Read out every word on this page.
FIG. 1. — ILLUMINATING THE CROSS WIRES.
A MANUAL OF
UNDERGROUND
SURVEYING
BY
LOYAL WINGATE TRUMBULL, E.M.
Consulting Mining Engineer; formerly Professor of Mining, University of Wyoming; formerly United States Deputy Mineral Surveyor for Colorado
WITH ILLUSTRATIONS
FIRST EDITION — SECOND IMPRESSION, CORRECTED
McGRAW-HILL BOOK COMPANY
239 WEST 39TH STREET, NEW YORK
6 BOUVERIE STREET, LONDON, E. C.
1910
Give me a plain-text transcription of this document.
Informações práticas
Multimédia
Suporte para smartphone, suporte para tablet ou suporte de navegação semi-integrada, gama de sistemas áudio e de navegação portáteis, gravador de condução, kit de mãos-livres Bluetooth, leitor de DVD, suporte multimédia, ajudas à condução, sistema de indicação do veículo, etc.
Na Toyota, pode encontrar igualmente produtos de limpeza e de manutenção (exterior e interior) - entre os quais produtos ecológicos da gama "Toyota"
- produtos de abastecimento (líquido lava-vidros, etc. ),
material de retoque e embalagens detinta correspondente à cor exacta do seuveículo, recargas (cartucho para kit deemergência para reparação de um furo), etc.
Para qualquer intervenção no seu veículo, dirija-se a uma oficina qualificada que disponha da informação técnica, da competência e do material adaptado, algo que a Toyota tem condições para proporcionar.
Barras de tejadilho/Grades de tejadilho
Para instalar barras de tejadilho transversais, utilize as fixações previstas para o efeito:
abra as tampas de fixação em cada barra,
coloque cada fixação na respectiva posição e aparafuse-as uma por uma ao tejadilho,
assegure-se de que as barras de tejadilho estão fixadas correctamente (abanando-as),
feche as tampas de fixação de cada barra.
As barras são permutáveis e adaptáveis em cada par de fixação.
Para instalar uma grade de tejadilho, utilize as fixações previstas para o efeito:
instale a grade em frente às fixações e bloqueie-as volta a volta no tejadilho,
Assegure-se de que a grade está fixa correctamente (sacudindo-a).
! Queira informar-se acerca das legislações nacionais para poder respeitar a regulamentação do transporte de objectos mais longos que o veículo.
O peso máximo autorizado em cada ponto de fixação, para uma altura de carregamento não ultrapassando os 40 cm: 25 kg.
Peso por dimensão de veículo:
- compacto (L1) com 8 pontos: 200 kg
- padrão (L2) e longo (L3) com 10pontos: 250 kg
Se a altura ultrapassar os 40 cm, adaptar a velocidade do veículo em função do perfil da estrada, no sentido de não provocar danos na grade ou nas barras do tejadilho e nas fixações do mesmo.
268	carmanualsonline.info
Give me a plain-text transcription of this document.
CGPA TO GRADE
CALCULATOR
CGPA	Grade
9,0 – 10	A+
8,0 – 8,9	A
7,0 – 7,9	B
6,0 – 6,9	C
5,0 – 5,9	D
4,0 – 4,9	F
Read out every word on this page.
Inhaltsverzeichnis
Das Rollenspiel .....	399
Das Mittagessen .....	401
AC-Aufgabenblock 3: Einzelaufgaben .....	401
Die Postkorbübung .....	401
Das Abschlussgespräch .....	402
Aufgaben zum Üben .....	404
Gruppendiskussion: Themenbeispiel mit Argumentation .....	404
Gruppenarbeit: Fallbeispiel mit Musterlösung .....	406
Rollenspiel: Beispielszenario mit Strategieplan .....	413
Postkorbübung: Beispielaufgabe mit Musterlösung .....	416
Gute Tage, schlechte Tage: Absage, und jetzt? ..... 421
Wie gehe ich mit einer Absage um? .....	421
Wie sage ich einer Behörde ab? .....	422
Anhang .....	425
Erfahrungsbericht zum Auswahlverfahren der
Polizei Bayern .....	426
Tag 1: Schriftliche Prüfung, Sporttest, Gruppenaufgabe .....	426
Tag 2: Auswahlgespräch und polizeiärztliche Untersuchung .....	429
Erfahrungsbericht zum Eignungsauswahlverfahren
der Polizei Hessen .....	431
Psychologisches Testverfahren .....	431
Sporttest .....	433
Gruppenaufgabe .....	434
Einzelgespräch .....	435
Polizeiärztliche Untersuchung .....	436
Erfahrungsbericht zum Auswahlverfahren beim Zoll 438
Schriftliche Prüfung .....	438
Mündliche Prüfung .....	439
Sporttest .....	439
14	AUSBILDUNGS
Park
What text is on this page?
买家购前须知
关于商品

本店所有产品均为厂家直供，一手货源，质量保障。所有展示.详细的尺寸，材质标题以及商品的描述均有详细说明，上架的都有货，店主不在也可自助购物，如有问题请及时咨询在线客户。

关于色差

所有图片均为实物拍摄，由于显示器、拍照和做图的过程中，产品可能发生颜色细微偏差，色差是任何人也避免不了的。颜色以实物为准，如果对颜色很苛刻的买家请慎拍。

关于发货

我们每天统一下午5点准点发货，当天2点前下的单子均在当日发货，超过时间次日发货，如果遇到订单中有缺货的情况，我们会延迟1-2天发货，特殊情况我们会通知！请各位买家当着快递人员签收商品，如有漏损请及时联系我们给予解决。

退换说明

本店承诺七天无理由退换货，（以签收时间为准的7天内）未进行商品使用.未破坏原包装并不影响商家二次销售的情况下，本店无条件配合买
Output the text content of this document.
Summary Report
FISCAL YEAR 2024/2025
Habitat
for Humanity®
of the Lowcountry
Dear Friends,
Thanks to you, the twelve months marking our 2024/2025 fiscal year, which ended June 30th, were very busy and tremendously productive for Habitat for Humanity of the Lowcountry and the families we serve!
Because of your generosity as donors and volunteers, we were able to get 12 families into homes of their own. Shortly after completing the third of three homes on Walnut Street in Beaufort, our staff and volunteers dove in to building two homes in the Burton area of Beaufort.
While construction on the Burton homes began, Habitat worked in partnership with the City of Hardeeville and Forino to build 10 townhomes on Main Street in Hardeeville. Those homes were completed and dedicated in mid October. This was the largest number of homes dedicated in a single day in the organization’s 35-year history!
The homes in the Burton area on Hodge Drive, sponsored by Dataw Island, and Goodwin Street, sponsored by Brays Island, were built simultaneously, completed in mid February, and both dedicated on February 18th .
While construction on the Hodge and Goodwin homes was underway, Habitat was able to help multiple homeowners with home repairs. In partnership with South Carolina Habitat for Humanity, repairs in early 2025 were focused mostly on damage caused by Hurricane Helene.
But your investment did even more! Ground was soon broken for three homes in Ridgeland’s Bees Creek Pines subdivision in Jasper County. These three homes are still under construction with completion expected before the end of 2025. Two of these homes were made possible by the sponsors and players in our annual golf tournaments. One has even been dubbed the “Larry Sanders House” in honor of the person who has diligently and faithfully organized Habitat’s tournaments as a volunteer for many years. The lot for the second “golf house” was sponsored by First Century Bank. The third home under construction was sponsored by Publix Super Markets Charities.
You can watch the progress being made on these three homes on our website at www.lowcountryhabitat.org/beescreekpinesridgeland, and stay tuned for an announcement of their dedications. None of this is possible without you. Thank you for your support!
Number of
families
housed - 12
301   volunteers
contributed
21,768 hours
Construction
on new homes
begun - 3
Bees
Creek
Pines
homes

- - - - - - -

**GIVEN EXERCISE**:
Write out the complete set of records exactly as given.

**TASK RESPONSE**:
Read out every word on this page.
FIG. 1. — ILLUMINATING THE CROSS WIRES.
A MANUAL OF
UNDERGROUND
SURVEYING
BY
LOYAL WINGATE TRUMBULL, E.M.
Consulting Mining Engineer; formerly Professor of Mining, University of Wyoming; formerly United States Deputy Mineral Surveyor for Colorado
WITH ILLUSTRATIONS
FIRST EDITION — SECOND IMPRESSION, CORRECTED
McGRAW-HILL BOOK COMPANY
239 WEST 39TH STREET, NEW YORK
6 BOUVERIE STREET, LONDON, E. C.
1910
Give me a plain-text transcription of this document.
Informações práticas
Multimédia
Suporte para smartphone, suporte para tablet ou suporte de navegação semi-integrada, gama de sistemas áudio e de navegação portáteis, gravador de condução, kit de mãos-livres Bluetooth, leitor de DVD, suporte multimédia, ajudas à condução, sistema de indicação do veículo, etc.
Na Toyota, pode encontrar igualmente produtos de limpeza e de manutenção (exterior e interior) - entre os quais produtos ecológicos da gama "Toyota"
- produtos de abastecimento (líquido lava-vidros, etc. ),
material de retoque e embalagens detinta correspondente à cor exacta do seuveículo, recargas (cartucho para kit deemergência para reparação de um furo), etc.
Para qualquer intervenção no seu veículo, dirija-se a uma oficina qualificada que disponha da informação técnica, da competência e do material adaptado, algo que a Toyota tem condições para proporcionar.
Barras de tejadilho/Grades de tejadilho
Para instalar barras de tejadilho transversais, utilize as fixações previstas para o efeito:
abra as tampas de fixação em cada barra,
coloque cada fixação na respectiva posição e aparafuse-as uma por uma ao tejadilho,
assegure-se de que as barras de tejadilho estão fixadas correctamente (abanando-as),
feche as tampas de fixação de cada barra.
As barras são permutáveis e adaptáveis em cada par de fixação.
Para instalar uma grade de tejadilho, utilize as fixações previstas para o efeito:
instale a grade em frente às fixações e bloqueie-as volta a volta no tejadilho,
Assegure-se de que a grade está fixa correctamente (sacudindo-a).
! Queira informar-se acerca das legislações nacionais para poder respeitar a regulamentação do transporte de objectos mais longos que o veículo.
O peso máximo autorizado em cada ponto de fixação, para uma altura de carregamento não ultrapassando os 40 cm: 25 kg.
Peso por dimensão de veículo:
- compacto (L1) com 8 pontos: 200 kg
- padrão (L2) e longo (L3) com 10pontos: 250 kg
Se a altura ultrapassar os 40 cm, adaptar a velocidade do veículo em função do perfil da estrada, no sentido de não provocar danos na grade ou nas barras do tejadilho e nas fixações do mesmo.
268	carmanualsonline.info
Give me a plain-text transcription of this document.
CGPA TO GRADE
CALCULATOR
CGPA	Grade
9,0 – 10	A+
8,0 – 8,9	A
7,0 – 7,9	B
6,0 – 6,9	C
5,0 – 5,9	D
4,0 – 4,9	F
Read out every word on this page.
Inhaltsverzeichnis
Das Rollenspiel .....	399
Das Mittagessen .....	401
AC-Aufgabenblock 3: Einzelaufgaben .....	401
Die Postkorbübung .....	401
Das Abschlussgespräch .....	402
Aufgaben zum Üben .....	404
Gruppendiskussion: Themenbeispiel mit Argumentation .....	404
Gruppenarbeit: Fallbeispiel mit Musterlösung .....	406
Rollenspiel: Beispielszenario mit Strategieplan .....	413
Postkorbübung: Beispielaufgabe mit Musterlösung .....	416
Gute Tage, schlechte Tage: Absage, und jetzt? ..... 421
Wie gehe ich mit einer Absage um? .....	421
Wie sage ich einer Behörde ab? .....	422
Anhang .....	425
Erfahrungsbericht zum Auswahlverfahren der
Polizei Bayern .....	426
Tag 1: Schriftliche Prüfung, Sporttest, Gruppenaufgabe .....	426
Tag 2: Auswahlgespräch und polizeiärztliche Untersuchung .....	429
Erfahrungsbericht zum Eignungsauswahlverfahren
der Polizei Hessen .....	431
Psychologisches Testverfahren .....	431
Sporttest .....	433
Gruppenaufgabe .....	434
Einzelgespräch .....	435
Polizeiärztliche Untersuchung .....	436
Erfahrungsbericht zum Auswahlverfahren beim Zoll 438
Schriftliche Prüfung .....	438
Mündliche Prüfung .....	439
Sporttest .....	439
14	AUSBILDUNGS
Park
What text is on this page?
买家购前须知
关于商品

本店所有产品均为厂家直供，一手货源，质量保障。所有展示.详细的尺寸，材质标题以及商品的描述均有详细说明，上架的都有货，店主不在也可自助购物，如有问题请及时咨询在线客户。

关于色差

所有图片均为实物拍摄，由于显示器、拍照和做图的过程中，产品可能发生颜色细微偏差，色差是任何人也避免不了的。颜色以实物为准，如果对颜色很苛刻的买家请慎拍。

关于发货

我们每天统一下午5点准点发货，当天2点前下的单子均在当日发货，超过时间次日发货，如果遇到订单中有缺货的情况，我们会延迟1-2天发货，特殊情况我们会通知！请各位买家当着快递人员签收商品，如有漏损请及时联系我们给予解决。

退换说明

本店承诺七天无理由退换货，（以签收时间为准的7天内）未进行商品使用.未破坏原包装并不影响商家二次销售的情况下，本店无条件配合买
Output the text content of this document.
Summary Report
FISCAL YEAR 2024/2025
Habitat
for Humanity®
of the Lowcountry
Dear Friends,
Thanks to you, the twelve months marking our 2024/2025 fiscal year, which ended June 30th, were very busy and tremendously productive for Habitat for Humanity of the Lowcountry and the families we serve!
Because of your generosity as donors and volunteers, we were able to get 12 families into homes of their own. Shortly after completing the third of three homes on Walnut Street in Beaufort, our staff and volunteers dove in to building two homes in the Burton area of Beaufort.
While construction on the Burton homes began, Habitat worked in partnership with the City of Hardeeville and Forino to build 10 townhomes on Main Street in Hardeeville. Those homes were completed and dedicated in mid October. This was the largest number of homes dedicated in a single day in the organization’s 35-year history!
The homes in the Burton area on Hodge Drive, sponsored by Dataw Island, and Goodwin Street, sponsored by Brays Island, were built simultaneously, completed in mid February, and both dedicated on February 18th .
While construction on the Hodge and Goodwin homes was underway, Habitat was able to help multiple homeowners with home repairs. In partnership with South Carolina Habitat for Humanity, repairs in early 2025 were focused mostly on damage caused by Hurricane Helene.
But your investment did even more! Ground was soon broken for three homes in Ridgeland’s Bees Creek Pines subdivision in Jasper County. These three homes are still under construction with completion expected before the end of 2025. Two of these homes were made possible by the sponsors and players in our annual golf tournaments. One has even been dubbed the “Larry Sanders House” in honor of the person who has diligently and faithfully organized Habitat’s tournaments as a volunteer for many years. The lot for the second “golf house” was sponsored by First Century Bank. The third home under construction was sponsored by Publix Super Markets Charities.
You can watch the progress being made on these three homes on our website at www.lowcountryhabitat.org/beescreekpinesridgeland, and stay tuned for an announcement of their dedications. None of this is possible without you. Thank you for your support!
Number of
families
housed - 12
301   volunteers
contributed
21,768 hours
Construction
on new homes
begun - 3
Bees
Creek
Pines
homes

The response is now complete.